[WHAT THE EXERCISE ASKS]: Repeat the records below exactly, leaving out any pictures.
________________________________________
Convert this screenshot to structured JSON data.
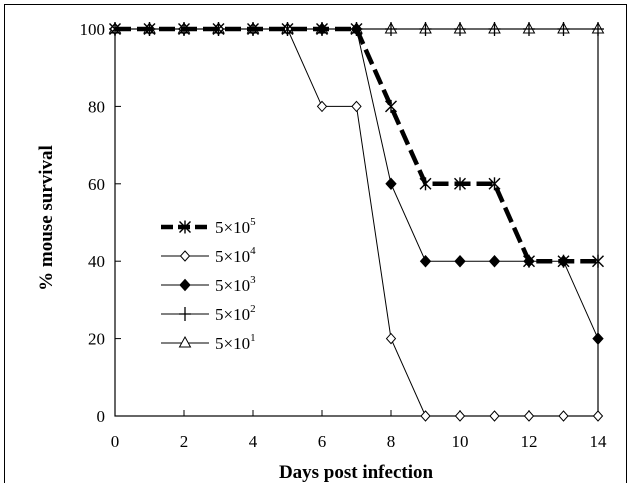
{
  "chart_data": {
    "type": "line",
    "title": "",
    "xlabel": "Days post infection",
    "ylabel": "% mouse survival",
    "xlim": [
      0,
      14
    ],
    "ylim": [
      0,
      100
    ],
    "xticks": [
      0,
      2,
      4,
      6,
      8,
      10,
      12,
      14
    ],
    "yticks": [
      0,
      20,
      40,
      60,
      80,
      100
    ],
    "grid": false,
    "legend_position": "middle-left",
    "x": [
      0,
      1,
      2,
      3,
      4,
      5,
      6,
      7,
      8,
      9,
      10,
      11,
      12,
      13,
      14
    ],
    "series": [
      {
        "name": "5×10^5",
        "label_base": "5×10",
        "label_exp": "5",
        "marker": "asterisk",
        "line_style": "thick-dashed",
        "color": "#000000",
        "x": [
          0,
          1,
          2,
          3,
          4,
          5,
          6,
          7,
          8,
          9,
          10,
          11,
          12,
          13,
          14
        ],
        "values": [
          100,
          100,
          100,
          100,
          100,
          100,
          100,
          100,
          80,
          60,
          60,
          60,
          40,
          40,
          40
        ]
      },
      {
        "name": "5×10^4",
        "label_base": "5×10",
        "label_exp": "4",
        "marker": "open-diamond",
        "line_style": "thin",
        "color": "#000000",
        "x": [
          0,
          1,
          2,
          3,
          4,
          5,
          6,
          7,
          8,
          9,
          10,
          11,
          12,
          13,
          14
        ],
        "values": [
          100,
          100,
          100,
          100,
          100,
          100,
          80,
          80,
          20,
          0,
          0,
          0,
          0,
          0,
          0
        ]
      },
      {
        "name": "5×10^3",
        "label_base": "5×10",
        "label_exp": "3",
        "marker": "filled-diamond",
        "line_style": "thin",
        "color": "#000000",
        "x": [
          0,
          1,
          2,
          3,
          4,
          5,
          6,
          7,
          8,
          9,
          10,
          11,
          12,
          13,
          14
        ],
        "values": [
          100,
          100,
          100,
          100,
          100,
          100,
          100,
          100,
          60,
          40,
          40,
          40,
          40,
          40,
          20
        ]
      },
      {
        "name": "5×10^2",
        "label_base": "5×10",
        "label_exp": "2",
        "marker": "plus",
        "line_style": "thin",
        "color": "#000000",
        "x": [
          0,
          1,
          2,
          3,
          4,
          5,
          6,
          7,
          8,
          9,
          10,
          11,
          12,
          13,
          14
        ],
        "values": [
          100,
          100,
          100,
          100,
          100,
          100,
          100,
          100,
          100,
          100,
          100,
          100,
          100,
          100,
          100
        ]
      },
      {
        "name": "5×10^1",
        "label_base": "5×10",
        "label_exp": "1",
        "marker": "open-triangle",
        "line_style": "thin",
        "color": "#000000",
        "x": [
          0,
          1,
          2,
          3,
          4,
          5,
          6,
          7,
          8,
          9,
          10,
          11,
          12,
          13,
          14
        ],
        "values": [
          100,
          100,
          100,
          100,
          100,
          100,
          100,
          100,
          100,
          100,
          100,
          100,
          100,
          100,
          100
        ]
      }
    ]
  }
}
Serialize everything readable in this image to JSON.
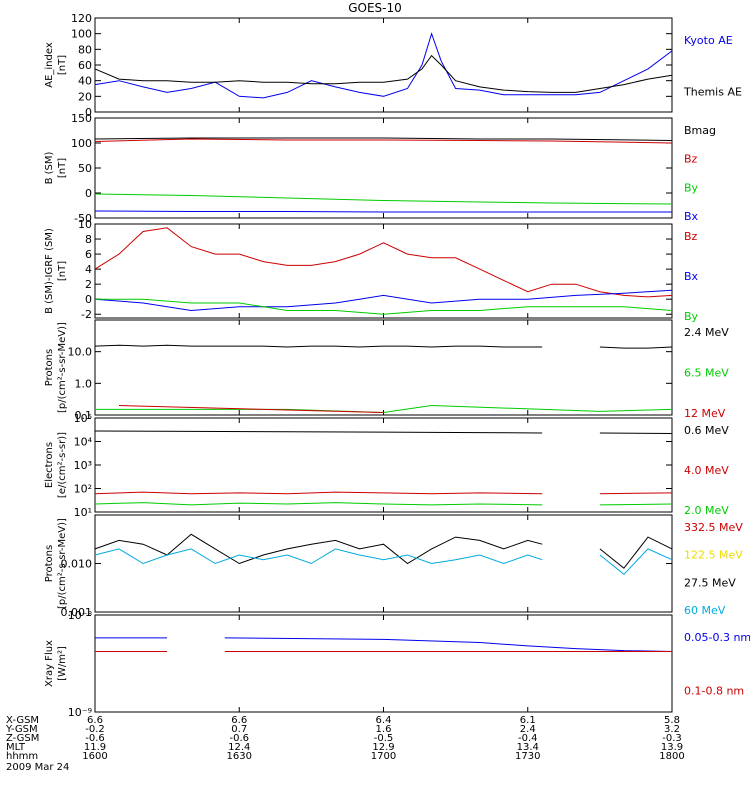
________________________________________
[TASK ANSWER]:
Convert this screenshot to structured JSON data.
{
  "chart_data": {
    "type": "line",
    "title": "",
    "xlabel": "Days post infection",
    "ylabel": "% mouse survival",
    "xlim": [
      0,
      14
    ],
    "ylim": [
      0,
      100
    ],
    "xticks": [
      0,
      2,
      4,
      6,
      8,
      10,
      12,
      14
    ],
    "yticks": [
      0,
      20,
      40,
      60,
      80,
      100
    ],
    "grid": false,
    "legend_position": "middle-left",
    "x": [
      0,
      1,
      2,
      3,
      4,
      5,
      6,
      7,
      8,
      9,
      10,
      11,
      12,
      13,
      14
    ],
    "series": [
      {
        "name": "5×10^5",
        "label_base": "5×10",
        "label_exp": "5",
        "marker": "asterisk",
        "line_style": "thick-dashed",
        "color": "#000000",
        "x": [
          0,
          1,
          2,
          3,
          4,
          5,
          6,
          7,
          8,
          9,
          10,
          11,
          12,
          13,
          14
        ],
        "values": [
          100,
          100,
          100,
          100,
          100,
          100,
          100,
          100,
          80,
          60,
          60,
          60,
          40,
          40,
          40
        ]
      },
      {
        "name": "5×10^4",
        "label_base": "5×10",
        "label_exp": "4",
        "marker": "open-diamond",
        "line_style": "thin",
        "color": "#000000",
        "x": [
          0,
          1,
          2,
          3,
          4,
          5,
          6,
          7,
          8,
          9,
          10,
          11,
          12,
          13,
          14
        ],
        "values": [
          100,
          100,
          100,
          100,
          100,
          100,
          80,
          80,
          20,
          0,
          0,
          0,
          0,
          0,
          0
        ]
      },
      {
        "name": "5×10^3",
        "label_base": "5×10",
        "label_exp": "3",
        "marker": "filled-diamond",
        "line_style": "thin",
        "color": "#000000",
        "x": [
          0,
          1,
          2,
          3,
          4,
          5,
          6,
          7,
          8,
          9,
          10,
          11,
          12,
          13,
          14
        ],
        "values": [
          100,
          100,
          100,
          100,
          100,
          100,
          100,
          100,
          60,
          40,
          40,
          40,
          40,
          40,
          20
        ]
      },
      {
        "name": "5×10^2",
        "label_base": "5×10",
        "label_exp": "2",
        "marker": "plus",
        "line_style": "thin",
        "color": "#000000",
        "x": [
          0,
          1,
          2,
          3,
          4,
          5,
          6,
          7,
          8,
          9,
          10,
          11,
          12,
          13,
          14
        ],
        "values": [
          100,
          100,
          100,
          100,
          100,
          100,
          100,
          100,
          100,
          100,
          100,
          100,
          100,
          100,
          100
        ]
      },
      {
        "name": "5×10^1",
        "label_base": "5×10",
        "label_exp": "1",
        "marker": "open-triangle",
        "line_style": "thin",
        "color": "#000000",
        "x": [
          0,
          1,
          2,
          3,
          4,
          5,
          6,
          7,
          8,
          9,
          10,
          11,
          12,
          13,
          14
        ],
        "values": [
          100,
          100,
          100,
          100,
          100,
          100,
          100,
          100,
          100,
          100,
          100,
          100,
          100,
          100,
          100
        ]
      }
    ]
  }
}
Serialize everything readable in this image to JSON.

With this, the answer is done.